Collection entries
(begin)
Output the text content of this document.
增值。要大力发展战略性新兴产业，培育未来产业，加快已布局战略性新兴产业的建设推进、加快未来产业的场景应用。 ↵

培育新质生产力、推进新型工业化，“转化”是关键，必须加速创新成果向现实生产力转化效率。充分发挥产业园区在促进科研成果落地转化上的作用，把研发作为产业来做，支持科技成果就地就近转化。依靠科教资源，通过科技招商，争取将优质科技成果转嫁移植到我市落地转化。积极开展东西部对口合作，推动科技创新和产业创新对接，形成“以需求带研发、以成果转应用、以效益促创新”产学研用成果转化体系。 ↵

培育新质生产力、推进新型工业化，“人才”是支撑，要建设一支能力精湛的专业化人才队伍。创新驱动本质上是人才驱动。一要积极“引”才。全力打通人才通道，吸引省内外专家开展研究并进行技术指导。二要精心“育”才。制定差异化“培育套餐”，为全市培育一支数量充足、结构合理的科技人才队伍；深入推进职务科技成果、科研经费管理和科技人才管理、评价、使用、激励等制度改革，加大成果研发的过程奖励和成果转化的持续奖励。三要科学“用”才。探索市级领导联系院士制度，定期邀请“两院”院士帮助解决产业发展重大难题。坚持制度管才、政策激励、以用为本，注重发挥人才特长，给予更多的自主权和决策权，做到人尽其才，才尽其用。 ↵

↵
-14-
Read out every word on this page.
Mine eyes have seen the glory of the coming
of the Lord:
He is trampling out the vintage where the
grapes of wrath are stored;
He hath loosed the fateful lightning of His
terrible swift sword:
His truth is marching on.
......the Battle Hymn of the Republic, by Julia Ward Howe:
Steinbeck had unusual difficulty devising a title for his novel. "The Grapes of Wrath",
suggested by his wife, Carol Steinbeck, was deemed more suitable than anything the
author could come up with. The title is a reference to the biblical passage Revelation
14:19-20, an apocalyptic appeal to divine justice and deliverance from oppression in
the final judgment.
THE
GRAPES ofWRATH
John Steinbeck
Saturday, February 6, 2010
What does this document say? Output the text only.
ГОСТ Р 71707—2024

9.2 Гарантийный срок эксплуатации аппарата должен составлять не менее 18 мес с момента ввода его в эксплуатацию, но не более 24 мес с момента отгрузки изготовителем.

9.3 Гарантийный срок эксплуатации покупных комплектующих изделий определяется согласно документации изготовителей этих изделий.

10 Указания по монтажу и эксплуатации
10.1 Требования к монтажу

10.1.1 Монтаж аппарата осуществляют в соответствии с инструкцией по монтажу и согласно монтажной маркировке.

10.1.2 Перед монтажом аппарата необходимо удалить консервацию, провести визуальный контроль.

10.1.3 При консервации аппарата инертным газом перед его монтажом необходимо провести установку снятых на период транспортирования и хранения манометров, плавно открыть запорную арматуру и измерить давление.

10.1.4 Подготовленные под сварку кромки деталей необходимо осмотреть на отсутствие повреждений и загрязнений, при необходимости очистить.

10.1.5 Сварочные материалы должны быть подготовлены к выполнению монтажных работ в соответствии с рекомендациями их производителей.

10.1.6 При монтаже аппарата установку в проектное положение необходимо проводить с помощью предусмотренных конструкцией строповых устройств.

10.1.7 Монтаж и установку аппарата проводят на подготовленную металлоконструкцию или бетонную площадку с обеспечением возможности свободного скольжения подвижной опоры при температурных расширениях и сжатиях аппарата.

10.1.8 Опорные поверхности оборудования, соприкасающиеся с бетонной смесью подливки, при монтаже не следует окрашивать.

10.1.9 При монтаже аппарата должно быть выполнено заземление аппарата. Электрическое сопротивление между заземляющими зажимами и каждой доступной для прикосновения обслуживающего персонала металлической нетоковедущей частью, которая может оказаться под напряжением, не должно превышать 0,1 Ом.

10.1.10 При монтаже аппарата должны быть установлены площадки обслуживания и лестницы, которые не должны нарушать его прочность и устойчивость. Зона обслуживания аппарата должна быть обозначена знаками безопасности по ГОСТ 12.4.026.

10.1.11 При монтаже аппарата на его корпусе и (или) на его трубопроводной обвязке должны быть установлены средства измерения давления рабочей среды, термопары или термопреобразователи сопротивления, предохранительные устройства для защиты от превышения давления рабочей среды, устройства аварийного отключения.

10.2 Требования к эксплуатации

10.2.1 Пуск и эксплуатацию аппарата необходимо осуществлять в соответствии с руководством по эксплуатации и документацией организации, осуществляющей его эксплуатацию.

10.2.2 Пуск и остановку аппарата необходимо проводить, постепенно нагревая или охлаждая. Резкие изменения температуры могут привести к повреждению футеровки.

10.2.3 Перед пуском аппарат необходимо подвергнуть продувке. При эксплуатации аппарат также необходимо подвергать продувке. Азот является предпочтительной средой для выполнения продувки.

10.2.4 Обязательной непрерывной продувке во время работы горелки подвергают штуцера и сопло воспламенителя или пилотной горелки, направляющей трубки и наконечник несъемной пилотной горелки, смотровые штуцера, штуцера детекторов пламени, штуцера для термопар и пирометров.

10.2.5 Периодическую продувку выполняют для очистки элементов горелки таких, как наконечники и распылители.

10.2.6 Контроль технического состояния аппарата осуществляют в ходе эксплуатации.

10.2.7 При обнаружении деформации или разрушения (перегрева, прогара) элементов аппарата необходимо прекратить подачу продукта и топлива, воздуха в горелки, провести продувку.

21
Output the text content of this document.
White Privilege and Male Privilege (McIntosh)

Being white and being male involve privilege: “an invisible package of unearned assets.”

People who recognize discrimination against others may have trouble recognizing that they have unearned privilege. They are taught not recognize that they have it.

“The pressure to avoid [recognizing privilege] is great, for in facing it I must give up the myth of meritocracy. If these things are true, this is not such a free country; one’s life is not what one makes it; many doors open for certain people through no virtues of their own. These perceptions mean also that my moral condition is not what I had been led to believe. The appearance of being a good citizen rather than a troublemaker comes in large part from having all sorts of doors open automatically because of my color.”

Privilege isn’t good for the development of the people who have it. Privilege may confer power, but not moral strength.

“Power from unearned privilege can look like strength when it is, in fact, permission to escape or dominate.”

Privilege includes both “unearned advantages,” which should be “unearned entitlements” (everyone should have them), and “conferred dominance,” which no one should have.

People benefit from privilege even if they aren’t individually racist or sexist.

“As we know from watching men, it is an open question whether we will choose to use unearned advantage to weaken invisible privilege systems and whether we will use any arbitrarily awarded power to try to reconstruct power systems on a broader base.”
(end)
§ **Work required**
Quote every line of the data, word for word.

§ **Result of this task**
Output the text content of this document.
增值。要大力发展战略性新兴产业，培育未来产业，加快已布局战略性新兴产业的建设推进、加快未来产业的场景应用。 ↵

培育新质生产力、推进新型工业化，“转化”是关键，必须加速创新成果向现实生产力转化效率。充分发挥产业园区在促进科研成果落地转化上的作用，把研发作为产业来做，支持科技成果就地就近转化。依靠科教资源，通过科技招商，争取将优质科技成果转嫁移植到我市落地转化。积极开展东西部对口合作，推动科技创新和产业创新对接，形成“以需求带研发、以成果转应用、以效益促创新”产学研用成果转化体系。 ↵

培育新质生产力、推进新型工业化，“人才”是支撑，要建设一支能力精湛的专业化人才队伍。创新驱动本质上是人才驱动。一要积极“引”才。全力打通人才通道，吸引省内外专家开展研究并进行技术指导。二要精心“育”才。制定差异化“培育套餐”，为全市培育一支数量充足、结构合理的科技人才队伍；深入推进职务科技成果、科研经费管理和科技人才管理、评价、使用、激励等制度改革，加大成果研发的过程奖励和成果转化的持续奖励。三要科学“用”才。探索市级领导联系院士制度，定期邀请“两院”院士帮助解决产业发展重大难题。坚持制度管才、政策激励、以用为本，注重发挥人才特长，给予更多的自主权和决策权，做到人尽其才，才尽其用。 ↵

↵
-14-
Read out every word on this page.
Mine eyes have seen the glory of the coming
of the Lord:
He is trampling out the vintage where the
grapes of wrath are stored;
He hath loosed the fateful lightning of His
terrible swift sword:
His truth is marching on.
......the Battle Hymn of the Republic, by Julia Ward Howe:
Steinbeck had unusual difficulty devising a title for his novel. "The Grapes of Wrath",
suggested by his wife, Carol Steinbeck, was deemed more suitable than anything the
author could come up with. The title is a reference to the biblical passage Revelation
14:19-20, an apocalyptic appeal to divine justice and deliverance from oppression in
the final judgment.
THE
GRAPES ofWRATH
John Steinbeck
Saturday, February 6, 2010
What does this document say? Output the text only.
ГОСТ Р 71707—2024

9.2 Гарантийный срок эксплуатации аппарата должен составлять не менее 18 мес с момента ввода его в эксплуатацию, но не более 24 мес с момента отгрузки изготовителем.

9.3 Гарантийный срок эксплуатации покупных комплектующих изделий определяется согласно документации изготовителей этих изделий.

10 Указания по монтажу и эксплуатации
10.1 Требования к монтажу

10.1.1 Монтаж аппарата осуществляют в соответствии с инструкцией по монтажу и согласно монтажной маркировке.

10.1.2 Перед монтажом аппарата необходимо удалить консервацию, провести визуальный контроль.

10.1.3 При консервации аппарата инертным газом перед его монтажом необходимо провести установку снятых на период транспортирования и хранения манометров, плавно открыть запорную арматуру и измерить давление.

10.1.4 Подготовленные под сварку кромки деталей необходимо осмотреть на отсутствие повреждений и загрязнений, при необходимости очистить.

10.1.5 Сварочные материалы должны быть подготовлены к выполнению монтажных работ в соответствии с рекомендациями их производителей.

10.1.6 При монтаже аппарата установку в проектное положение необходимо проводить с помощью предусмотренных конструкцией строповых устройств.

10.1.7 Монтаж и установку аппарата проводят на подготовленную металлоконструкцию или бетонную площадку с обеспечением возможности свободного скольжения подвижной опоры при температурных расширениях и сжатиях аппарата.

10.1.8 Опорные поверхности оборудования, соприкасающиеся с бетонной смесью подливки, при монтаже не следует окрашивать.

10.1.9 При монтаже аппарата должно быть выполнено заземление аппарата. Электрическое сопротивление между заземляющими зажимами и каждой доступной для прикосновения обслуживающего персонала металлической нетоковедущей частью, которая может оказаться под напряжением, не должно превышать 0,1 Ом.

10.1.10 При монтаже аппарата должны быть установлены площадки обслуживания и лестницы, которые не должны нарушать его прочность и устойчивость. Зона обслуживания аппарата должна быть обозначена знаками безопасности по ГОСТ 12.4.026.

10.1.11 При монтаже аппарата на его корпусе и (или) на его трубопроводной обвязке должны быть установлены средства измерения давления рабочей среды, термопары или термопреобразователи сопротивления, предохранительные устройства для защиты от превышения давления рабочей среды, устройства аварийного отключения.

10.2 Требования к эксплуатации

10.2.1 Пуск и эксплуатацию аппарата необходимо осуществлять в соответствии с руководством по эксплуатации и документацией организации, осуществляющей его эксплуатацию.

10.2.2 Пуск и остановку аппарата необходимо проводить, постепенно нагревая или охлаждая. Резкие изменения температуры могут привести к повреждению футеровки.

10.2.3 Перед пуском аппарат необходимо подвергнуть продувке. При эксплуатации аппарат также необходимо подвергать продувке. Азот является предпочтительной средой для выполнения продувки.

10.2.4 Обязательной непрерывной продувке во время работы горелки подвергают штуцера и сопло воспламенителя или пилотной горелки, направляющей трубки и наконечник несъемной пилотной горелки, смотровые штуцера, штуцера детекторов пламени, штуцера для термопар и пирометров.

10.2.5 Периодическую продувку выполняют для очистки элементов горелки таких, как наконечники и распылители.

10.2.6 Контроль технического состояния аппарата осуществляют в ходе эксплуатации.

10.2.7 При обнаружении деформации или разрушения (перегрева, прогара) элементов аппарата необходимо прекратить подачу продукта и топлива, воздуха в горелки, провести продувку.

21
Output the text content of this document.
White Privilege and Male Privilege (McIntosh)

Being white and being male involve privilege: “an invisible package of unearned assets.”

People who recognize discrimination against others may have trouble recognizing that they have unearned privilege. They are taught not recognize that they have it.

“The pressure to avoid [recognizing privilege] is great, for in facing it I must give up the myth of meritocracy. If these things are true, this is not such a free country; one’s life is not what one makes it; many doors open for certain people through no virtues of their own. These perceptions mean also that my moral condition is not what I had been led to believe. The appearance of being a good citizen rather than a troublemaker comes in large part from having all sorts of doors open automatically because of my color.”

Privilege isn’t good for the development of the people who have it. Privilege may confer power, but not moral strength.

“Power from unearned privilege can look like strength when it is, in fact, permission to escape or dominate.”

Privilege includes both “unearned advantages,” which should be “unearned entitlements” (everyone should have them), and “conferred dominance,” which no one should have.

People benefit from privilege even if they aren’t individually racist or sexist.

“As we know from watching men, it is an open question whether we will choose to use unearned advantage to weaken invisible privilege systems and whether we will use any arbitrarily awarded power to try to reconstruct power systems on a broader base.”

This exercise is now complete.